_Problem_
Please retype the data in full and exactly; the pictures are not part of the copy.

_Data extract_
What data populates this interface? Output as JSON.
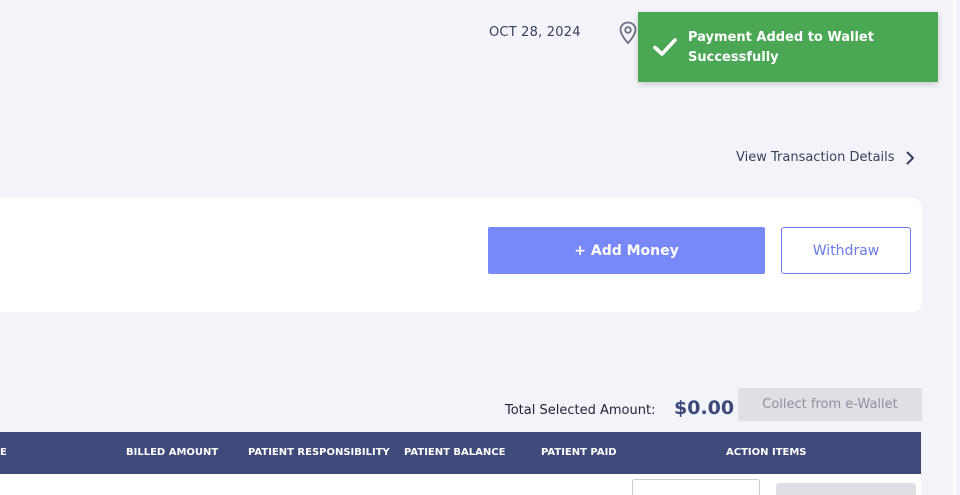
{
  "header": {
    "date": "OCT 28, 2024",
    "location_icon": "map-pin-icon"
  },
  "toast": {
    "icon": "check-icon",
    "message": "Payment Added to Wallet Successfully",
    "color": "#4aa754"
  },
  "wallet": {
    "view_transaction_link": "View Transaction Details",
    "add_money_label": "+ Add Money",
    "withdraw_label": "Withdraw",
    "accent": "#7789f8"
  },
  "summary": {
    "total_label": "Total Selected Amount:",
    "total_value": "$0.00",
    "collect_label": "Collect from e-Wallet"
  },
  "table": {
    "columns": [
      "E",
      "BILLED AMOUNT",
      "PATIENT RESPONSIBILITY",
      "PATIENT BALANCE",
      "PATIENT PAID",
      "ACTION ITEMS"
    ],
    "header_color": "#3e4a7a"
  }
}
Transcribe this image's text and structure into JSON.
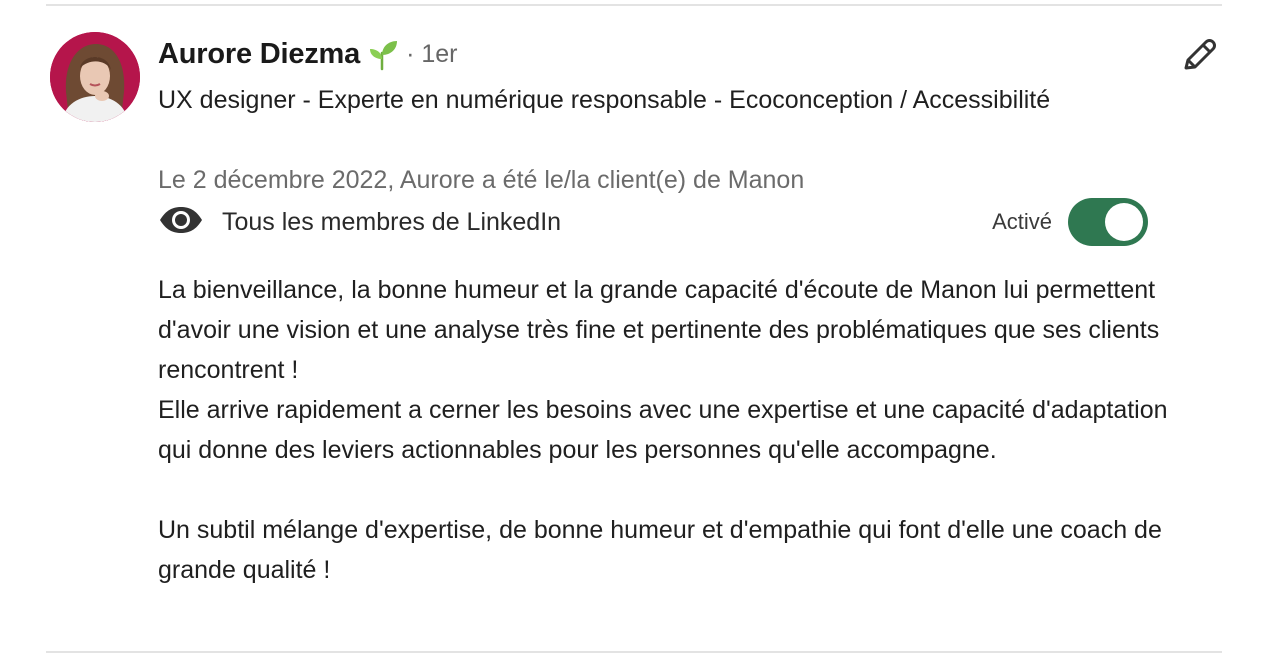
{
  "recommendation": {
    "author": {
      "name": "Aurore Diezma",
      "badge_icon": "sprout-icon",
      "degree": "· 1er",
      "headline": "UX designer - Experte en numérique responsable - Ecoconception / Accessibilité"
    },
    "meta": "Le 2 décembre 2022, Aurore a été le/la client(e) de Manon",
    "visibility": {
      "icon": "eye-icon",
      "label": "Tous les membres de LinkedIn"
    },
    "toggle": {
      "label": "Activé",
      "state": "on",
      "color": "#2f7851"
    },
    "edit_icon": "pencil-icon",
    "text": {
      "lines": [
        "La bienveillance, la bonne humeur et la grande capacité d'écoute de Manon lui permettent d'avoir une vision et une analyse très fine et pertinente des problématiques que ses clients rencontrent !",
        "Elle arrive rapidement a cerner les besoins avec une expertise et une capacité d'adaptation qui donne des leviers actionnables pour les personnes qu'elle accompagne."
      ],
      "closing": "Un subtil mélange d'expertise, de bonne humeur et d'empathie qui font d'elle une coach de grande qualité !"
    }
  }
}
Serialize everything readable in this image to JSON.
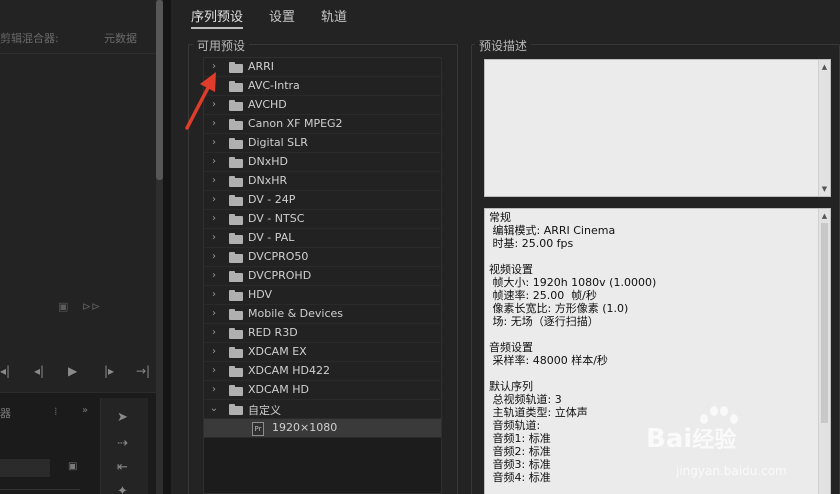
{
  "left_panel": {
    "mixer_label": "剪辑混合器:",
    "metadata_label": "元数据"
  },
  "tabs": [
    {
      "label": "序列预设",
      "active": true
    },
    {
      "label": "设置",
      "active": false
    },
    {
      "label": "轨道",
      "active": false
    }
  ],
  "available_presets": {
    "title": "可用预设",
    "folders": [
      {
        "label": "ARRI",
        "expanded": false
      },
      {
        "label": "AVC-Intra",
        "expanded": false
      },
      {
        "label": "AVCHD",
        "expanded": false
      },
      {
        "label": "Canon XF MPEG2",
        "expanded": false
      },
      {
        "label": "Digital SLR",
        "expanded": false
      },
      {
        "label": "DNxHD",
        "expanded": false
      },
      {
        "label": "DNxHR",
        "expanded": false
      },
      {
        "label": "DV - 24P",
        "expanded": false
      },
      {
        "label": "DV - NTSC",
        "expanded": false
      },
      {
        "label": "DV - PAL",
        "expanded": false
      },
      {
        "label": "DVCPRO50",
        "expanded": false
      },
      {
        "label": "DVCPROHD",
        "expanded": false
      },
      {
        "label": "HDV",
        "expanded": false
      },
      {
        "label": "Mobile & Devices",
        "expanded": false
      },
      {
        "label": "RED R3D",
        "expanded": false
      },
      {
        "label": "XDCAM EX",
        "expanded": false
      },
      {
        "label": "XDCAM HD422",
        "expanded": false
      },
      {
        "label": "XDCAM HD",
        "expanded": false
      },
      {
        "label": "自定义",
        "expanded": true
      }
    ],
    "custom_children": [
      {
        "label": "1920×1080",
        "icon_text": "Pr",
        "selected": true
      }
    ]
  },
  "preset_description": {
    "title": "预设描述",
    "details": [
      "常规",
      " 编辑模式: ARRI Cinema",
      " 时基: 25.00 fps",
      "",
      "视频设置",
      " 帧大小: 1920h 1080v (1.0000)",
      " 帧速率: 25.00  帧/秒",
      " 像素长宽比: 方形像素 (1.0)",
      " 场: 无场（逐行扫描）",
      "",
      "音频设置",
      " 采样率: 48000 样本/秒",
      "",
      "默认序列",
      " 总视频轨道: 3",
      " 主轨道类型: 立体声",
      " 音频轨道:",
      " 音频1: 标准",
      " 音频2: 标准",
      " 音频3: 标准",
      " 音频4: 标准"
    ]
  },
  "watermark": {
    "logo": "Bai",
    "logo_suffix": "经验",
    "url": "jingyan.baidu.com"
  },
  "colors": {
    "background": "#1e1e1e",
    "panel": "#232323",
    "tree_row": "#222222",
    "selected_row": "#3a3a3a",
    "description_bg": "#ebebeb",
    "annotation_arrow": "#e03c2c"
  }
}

_Exercise output_
What data populates this interface? Output as JSON.
{
  "header": {
    "date": "OCT 28, 2024",
    "location_icon": "map-pin-icon"
  },
  "toast": {
    "icon": "check-icon",
    "message": "Payment Added to Wallet Successfully",
    "color": "#4aa754"
  },
  "wallet": {
    "view_transaction_link": "View Transaction Details",
    "add_money_label": "+ Add Money",
    "withdraw_label": "Withdraw",
    "accent": "#7789f8"
  },
  "summary": {
    "total_label": "Total Selected Amount:",
    "total_value": "$0.00",
    "collect_label": "Collect from e-Wallet"
  },
  "table": {
    "columns": [
      "E",
      "BILLED AMOUNT",
      "PATIENT RESPONSIBILITY",
      "PATIENT BALANCE",
      "PATIENT PAID",
      "ACTION ITEMS"
    ],
    "header_color": "#3e4a7a"
  }
}
Transcribe this image's text and structure into JSON.
{
  "recommendation": {
    "author": {
      "name": "Aurore Diezma",
      "badge_icon": "sprout-icon",
      "degree": "· 1er",
      "headline": "UX designer - Experte en numérique responsable - Ecoconception / Accessibilité"
    },
    "meta": "Le 2 décembre 2022, Aurore a été le/la client(e) de Manon",
    "visibility": {
      "icon": "eye-icon",
      "label": "Tous les membres de LinkedIn"
    },
    "toggle": {
      "label": "Activé",
      "state": "on",
      "color": "#2f7851"
    },
    "edit_icon": "pencil-icon",
    "text": {
      "lines": [
        "La bienveillance, la bonne humeur et la grande capacité d'écoute de Manon lui permettent d'avoir une vision et une analyse très fine et pertinente des problématiques que ses clients rencontrent !",
        "Elle arrive rapidement a cerner les besoins avec une expertise et une capacité d'adaptation qui donne des leviers actionnables pour les personnes qu'elle accompagne."
      ],
      "closing": "Un subtil mélange d'expertise, de bonne humeur et d'empathie qui font d'elle une coach de grande qualité !"
    }
  }
}
Serialize everything readable in this image to JSON.
{
  "left_panel": {
    "mixer_label": "剪辑混合器:",
    "metadata_label": "元数据"
  },
  "tabs": [
    {
      "label": "序列预设",
      "active": true
    },
    {
      "label": "设置",
      "active": false
    },
    {
      "label": "轨道",
      "active": false
    }
  ],
  "available_presets": {
    "title": "可用预设",
    "folders": [
      {
        "label": "ARRI",
        "expanded": false
      },
      {
        "label": "AVC-Intra",
        "expanded": false
      },
      {
        "label": "AVCHD",
        "expanded": false
      },
      {
        "label": "Canon XF MPEG2",
        "expanded": false
      },
      {
        "label": "Digital SLR",
        "expanded": false
      },
      {
        "label": "DNxHD",
        "expanded": false
      },
      {
        "label": "DNxHR",
        "expanded": false
      },
      {
        "label": "DV - 24P",
        "expanded": false
      },
      {
        "label": "DV - NTSC",
        "expanded": false
      },
      {
        "label": "DV - PAL",
        "expanded": false
      },
      {
        "label": "DVCPRO50",
        "expanded": false
      },
      {
        "label": "DVCPROHD",
        "expanded": false
      },
      {
        "label": "HDV",
        "expanded": false
      },
      {
        "label": "Mobile & Devices",
        "expanded": false
      },
      {
        "label": "RED R3D",
        "expanded": false
      },
      {
        "label": "XDCAM EX",
        "expanded": false
      },
      {
        "label": "XDCAM HD422",
        "expanded": false
      },
      {
        "label": "XDCAM HD",
        "expanded": false
      },
      {
        "label": "自定义",
        "expanded": true
      }
    ],
    "custom_children": [
      {
        "label": "1920×1080",
        "icon_text": "Pr",
        "selected": true
      }
    ]
  },
  "preset_description": {
    "title": "预设描述",
    "details": [
      "常规",
      " 编辑模式: ARRI Cinema",
      " 时基: 25.00 fps",
      "",
      "视频设置",
      " 帧大小: 1920h 1080v (1.0000)",
      " 帧速率: 25.00  帧/秒",
      " 像素长宽比: 方形像素 (1.0)",
      " 场: 无场（逐行扫描）",
      "",
      "音频设置",
      " 采样率: 48000 样本/秒",
      "",
      "默认序列",
      " 总视频轨道: 3",
      " 主轨道类型: 立体声",
      " 音频轨道:",
      " 音频1: 标准",
      " 音频2: 标准",
      " 音频3: 标准",
      " 音频4: 标准"
    ]
  },
  "watermark": {
    "logo": "Bai",
    "logo_suffix": "经验",
    "url": "jingyan.baidu.com"
  },
  "colors": {
    "background": "#1e1e1e",
    "panel": "#232323",
    "tree_row": "#222222",
    "selected_row": "#3a3a3a",
    "description_bg": "#ebebeb",
    "annotation_arrow": "#e03c2c"
  }
}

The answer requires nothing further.